What to do => Can you copy out, unchanged, the entries from the first line down to and including the line that contains "data-compare-button[interactable]: ⤢ 数据对比"?

----- The data

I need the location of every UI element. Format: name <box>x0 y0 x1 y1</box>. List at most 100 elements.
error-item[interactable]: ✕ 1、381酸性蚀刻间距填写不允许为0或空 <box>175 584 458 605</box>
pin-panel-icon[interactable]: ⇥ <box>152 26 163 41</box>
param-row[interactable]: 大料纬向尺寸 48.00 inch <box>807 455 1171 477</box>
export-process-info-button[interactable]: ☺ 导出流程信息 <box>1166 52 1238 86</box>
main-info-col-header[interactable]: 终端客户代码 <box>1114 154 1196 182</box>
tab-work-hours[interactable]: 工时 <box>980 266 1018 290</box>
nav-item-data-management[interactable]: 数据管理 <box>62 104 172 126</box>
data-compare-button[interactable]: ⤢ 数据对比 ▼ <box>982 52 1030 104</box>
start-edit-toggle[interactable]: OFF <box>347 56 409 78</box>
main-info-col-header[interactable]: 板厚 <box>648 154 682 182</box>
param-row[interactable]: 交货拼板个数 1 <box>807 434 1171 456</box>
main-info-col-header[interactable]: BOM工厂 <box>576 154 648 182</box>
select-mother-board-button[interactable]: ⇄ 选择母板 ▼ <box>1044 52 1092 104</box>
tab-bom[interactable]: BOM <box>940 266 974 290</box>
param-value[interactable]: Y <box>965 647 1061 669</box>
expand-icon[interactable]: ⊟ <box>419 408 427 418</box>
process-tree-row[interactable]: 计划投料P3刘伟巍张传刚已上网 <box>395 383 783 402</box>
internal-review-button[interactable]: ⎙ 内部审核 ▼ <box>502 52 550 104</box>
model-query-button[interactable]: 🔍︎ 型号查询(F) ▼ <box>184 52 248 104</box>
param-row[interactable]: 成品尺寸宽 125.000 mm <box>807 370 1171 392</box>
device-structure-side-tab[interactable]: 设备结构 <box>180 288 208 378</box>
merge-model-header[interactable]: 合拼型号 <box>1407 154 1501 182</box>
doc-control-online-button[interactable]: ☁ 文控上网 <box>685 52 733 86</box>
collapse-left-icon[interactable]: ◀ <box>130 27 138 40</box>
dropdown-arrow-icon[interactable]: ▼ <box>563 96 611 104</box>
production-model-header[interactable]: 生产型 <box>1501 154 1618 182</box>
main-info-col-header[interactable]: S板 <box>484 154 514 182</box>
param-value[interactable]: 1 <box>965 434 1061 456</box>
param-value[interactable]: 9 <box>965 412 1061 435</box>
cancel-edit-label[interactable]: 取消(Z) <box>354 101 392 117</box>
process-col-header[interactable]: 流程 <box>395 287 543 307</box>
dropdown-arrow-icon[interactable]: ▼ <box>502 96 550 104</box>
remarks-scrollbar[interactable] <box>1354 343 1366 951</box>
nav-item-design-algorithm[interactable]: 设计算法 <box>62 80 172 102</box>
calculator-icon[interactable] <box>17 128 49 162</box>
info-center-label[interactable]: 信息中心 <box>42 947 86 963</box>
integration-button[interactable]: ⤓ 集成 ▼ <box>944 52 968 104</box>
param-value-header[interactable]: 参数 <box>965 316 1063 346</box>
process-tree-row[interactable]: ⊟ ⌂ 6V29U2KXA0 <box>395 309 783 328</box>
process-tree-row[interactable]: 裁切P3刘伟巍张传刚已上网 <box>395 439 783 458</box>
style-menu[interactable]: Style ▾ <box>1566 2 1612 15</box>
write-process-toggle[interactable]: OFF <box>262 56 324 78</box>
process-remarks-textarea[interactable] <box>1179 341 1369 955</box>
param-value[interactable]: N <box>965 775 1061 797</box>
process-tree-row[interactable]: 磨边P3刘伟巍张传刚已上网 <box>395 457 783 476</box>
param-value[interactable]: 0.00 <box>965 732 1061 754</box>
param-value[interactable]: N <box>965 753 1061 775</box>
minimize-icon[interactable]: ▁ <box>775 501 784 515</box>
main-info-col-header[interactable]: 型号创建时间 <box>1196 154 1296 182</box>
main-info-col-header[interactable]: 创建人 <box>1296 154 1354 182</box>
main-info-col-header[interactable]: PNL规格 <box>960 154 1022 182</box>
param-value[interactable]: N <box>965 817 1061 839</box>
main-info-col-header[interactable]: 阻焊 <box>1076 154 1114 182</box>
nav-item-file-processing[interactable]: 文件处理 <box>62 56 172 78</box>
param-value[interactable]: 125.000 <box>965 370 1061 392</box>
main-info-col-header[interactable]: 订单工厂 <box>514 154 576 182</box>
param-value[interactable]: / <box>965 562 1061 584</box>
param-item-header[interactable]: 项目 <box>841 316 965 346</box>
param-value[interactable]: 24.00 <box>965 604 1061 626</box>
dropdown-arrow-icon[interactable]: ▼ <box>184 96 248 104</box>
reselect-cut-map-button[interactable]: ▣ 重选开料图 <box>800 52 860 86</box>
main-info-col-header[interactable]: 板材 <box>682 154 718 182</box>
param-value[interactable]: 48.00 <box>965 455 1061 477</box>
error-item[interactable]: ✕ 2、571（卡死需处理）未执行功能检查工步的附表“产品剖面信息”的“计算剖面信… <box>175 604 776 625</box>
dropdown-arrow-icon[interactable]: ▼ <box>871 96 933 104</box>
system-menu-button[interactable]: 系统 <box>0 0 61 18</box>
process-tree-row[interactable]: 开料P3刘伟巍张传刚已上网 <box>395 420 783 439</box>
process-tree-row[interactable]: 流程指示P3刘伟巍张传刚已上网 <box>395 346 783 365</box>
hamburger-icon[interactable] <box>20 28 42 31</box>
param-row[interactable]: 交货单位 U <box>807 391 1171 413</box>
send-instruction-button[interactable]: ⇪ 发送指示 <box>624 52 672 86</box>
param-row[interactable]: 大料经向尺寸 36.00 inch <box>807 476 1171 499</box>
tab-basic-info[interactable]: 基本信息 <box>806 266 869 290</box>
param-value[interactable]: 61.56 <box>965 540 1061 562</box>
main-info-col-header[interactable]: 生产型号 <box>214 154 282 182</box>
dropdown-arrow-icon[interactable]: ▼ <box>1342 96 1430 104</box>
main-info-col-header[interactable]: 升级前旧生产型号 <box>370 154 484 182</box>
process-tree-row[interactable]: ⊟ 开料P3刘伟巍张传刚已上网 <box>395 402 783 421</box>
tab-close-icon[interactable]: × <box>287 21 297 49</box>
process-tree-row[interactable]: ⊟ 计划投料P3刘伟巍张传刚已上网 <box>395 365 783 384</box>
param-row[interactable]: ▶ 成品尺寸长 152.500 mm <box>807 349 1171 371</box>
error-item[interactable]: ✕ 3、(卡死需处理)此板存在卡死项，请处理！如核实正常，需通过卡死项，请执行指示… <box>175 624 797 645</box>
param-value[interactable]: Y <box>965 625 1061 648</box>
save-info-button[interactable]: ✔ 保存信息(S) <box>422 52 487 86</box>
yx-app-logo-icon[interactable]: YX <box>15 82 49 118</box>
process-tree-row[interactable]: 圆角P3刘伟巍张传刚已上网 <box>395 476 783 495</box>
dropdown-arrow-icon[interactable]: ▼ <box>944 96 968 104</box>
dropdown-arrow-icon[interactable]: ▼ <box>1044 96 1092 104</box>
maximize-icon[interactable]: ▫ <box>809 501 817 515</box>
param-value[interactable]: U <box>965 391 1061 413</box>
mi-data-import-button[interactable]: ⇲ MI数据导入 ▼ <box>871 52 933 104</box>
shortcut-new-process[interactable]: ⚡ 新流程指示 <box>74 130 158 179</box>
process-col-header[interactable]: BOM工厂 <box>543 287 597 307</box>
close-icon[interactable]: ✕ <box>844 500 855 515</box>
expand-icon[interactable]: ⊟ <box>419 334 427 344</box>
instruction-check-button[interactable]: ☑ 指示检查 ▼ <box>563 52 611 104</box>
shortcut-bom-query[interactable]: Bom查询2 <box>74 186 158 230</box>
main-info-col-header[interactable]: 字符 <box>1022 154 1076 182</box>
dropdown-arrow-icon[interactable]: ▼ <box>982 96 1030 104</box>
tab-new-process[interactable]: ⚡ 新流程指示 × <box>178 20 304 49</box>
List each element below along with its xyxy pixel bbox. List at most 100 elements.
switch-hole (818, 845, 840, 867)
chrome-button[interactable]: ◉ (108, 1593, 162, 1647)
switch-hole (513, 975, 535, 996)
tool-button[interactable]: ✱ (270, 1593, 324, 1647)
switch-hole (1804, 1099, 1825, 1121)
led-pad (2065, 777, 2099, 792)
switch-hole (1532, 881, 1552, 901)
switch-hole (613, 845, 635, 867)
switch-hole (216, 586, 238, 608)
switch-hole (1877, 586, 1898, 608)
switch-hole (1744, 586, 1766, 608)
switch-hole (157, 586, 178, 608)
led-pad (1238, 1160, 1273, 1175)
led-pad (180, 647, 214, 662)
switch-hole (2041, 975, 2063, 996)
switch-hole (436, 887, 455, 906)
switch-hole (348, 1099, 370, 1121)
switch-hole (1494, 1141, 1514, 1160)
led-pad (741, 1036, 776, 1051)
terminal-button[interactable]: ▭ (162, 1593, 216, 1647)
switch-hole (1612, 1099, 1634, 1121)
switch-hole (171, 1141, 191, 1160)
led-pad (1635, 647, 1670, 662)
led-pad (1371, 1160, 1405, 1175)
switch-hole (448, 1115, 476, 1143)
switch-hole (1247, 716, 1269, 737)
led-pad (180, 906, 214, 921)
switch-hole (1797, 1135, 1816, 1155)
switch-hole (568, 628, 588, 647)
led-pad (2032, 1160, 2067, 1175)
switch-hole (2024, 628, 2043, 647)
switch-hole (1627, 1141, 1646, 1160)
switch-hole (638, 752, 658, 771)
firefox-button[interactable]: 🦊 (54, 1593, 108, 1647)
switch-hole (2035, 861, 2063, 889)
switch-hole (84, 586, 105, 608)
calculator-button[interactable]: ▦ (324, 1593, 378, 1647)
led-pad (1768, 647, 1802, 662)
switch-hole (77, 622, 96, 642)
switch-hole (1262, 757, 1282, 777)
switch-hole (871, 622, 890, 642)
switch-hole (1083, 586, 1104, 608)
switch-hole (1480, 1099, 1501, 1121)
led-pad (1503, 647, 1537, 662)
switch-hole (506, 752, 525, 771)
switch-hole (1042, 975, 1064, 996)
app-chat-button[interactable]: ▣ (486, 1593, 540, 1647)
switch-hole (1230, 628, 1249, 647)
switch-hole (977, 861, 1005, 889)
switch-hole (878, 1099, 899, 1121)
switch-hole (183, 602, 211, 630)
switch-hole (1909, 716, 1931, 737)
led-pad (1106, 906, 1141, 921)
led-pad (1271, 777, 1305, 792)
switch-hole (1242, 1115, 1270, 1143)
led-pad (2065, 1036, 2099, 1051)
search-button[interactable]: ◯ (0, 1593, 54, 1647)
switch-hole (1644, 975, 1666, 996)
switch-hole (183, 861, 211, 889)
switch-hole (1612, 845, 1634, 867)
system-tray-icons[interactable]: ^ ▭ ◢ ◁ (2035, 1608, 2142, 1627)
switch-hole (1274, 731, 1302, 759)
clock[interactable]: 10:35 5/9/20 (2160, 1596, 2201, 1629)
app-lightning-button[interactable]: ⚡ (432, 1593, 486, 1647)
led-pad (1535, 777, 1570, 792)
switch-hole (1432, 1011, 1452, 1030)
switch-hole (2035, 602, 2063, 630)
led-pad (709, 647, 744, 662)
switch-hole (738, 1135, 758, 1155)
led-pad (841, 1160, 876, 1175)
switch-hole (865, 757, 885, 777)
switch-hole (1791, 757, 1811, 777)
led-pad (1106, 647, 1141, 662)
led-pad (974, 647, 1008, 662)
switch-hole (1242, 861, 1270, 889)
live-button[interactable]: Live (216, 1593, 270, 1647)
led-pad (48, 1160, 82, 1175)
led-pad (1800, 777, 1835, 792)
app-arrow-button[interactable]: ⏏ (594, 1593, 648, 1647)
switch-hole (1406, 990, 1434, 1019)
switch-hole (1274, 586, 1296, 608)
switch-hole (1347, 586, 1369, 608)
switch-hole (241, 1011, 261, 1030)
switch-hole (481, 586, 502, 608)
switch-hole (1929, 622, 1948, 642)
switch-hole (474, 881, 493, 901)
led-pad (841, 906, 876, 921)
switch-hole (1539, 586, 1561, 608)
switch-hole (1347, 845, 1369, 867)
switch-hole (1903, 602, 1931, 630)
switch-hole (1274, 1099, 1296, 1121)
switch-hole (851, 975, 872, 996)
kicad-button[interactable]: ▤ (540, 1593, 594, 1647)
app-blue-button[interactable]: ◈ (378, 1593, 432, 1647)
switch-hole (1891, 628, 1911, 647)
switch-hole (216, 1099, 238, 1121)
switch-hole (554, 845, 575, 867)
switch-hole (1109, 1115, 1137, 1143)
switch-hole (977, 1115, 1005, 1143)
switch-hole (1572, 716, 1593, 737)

----------

Exercise response =>
I need the location of every UI element. Format: name <box>x0 y0 x1 y1</box>. List at most 100 elements.
error-item[interactable]: ✕ 1、381酸性蚀刻间距填写不允许为0或空 <box>175 584 458 605</box>
pin-panel-icon[interactable]: ⇥ <box>152 26 163 41</box>
param-row[interactable]: 大料纬向尺寸 48.00 inch <box>807 455 1171 477</box>
export-process-info-button[interactable]: ☺ 导出流程信息 <box>1166 52 1238 86</box>
main-info-col-header[interactable]: 终端客户代码 <box>1114 154 1196 182</box>
tab-work-hours[interactable]: 工时 <box>980 266 1018 290</box>
nav-item-data-management[interactable]: 数据管理 <box>62 104 172 126</box>
data-compare-button[interactable]: ⤢ 数据对比 ▼ <box>982 52 1030 104</box>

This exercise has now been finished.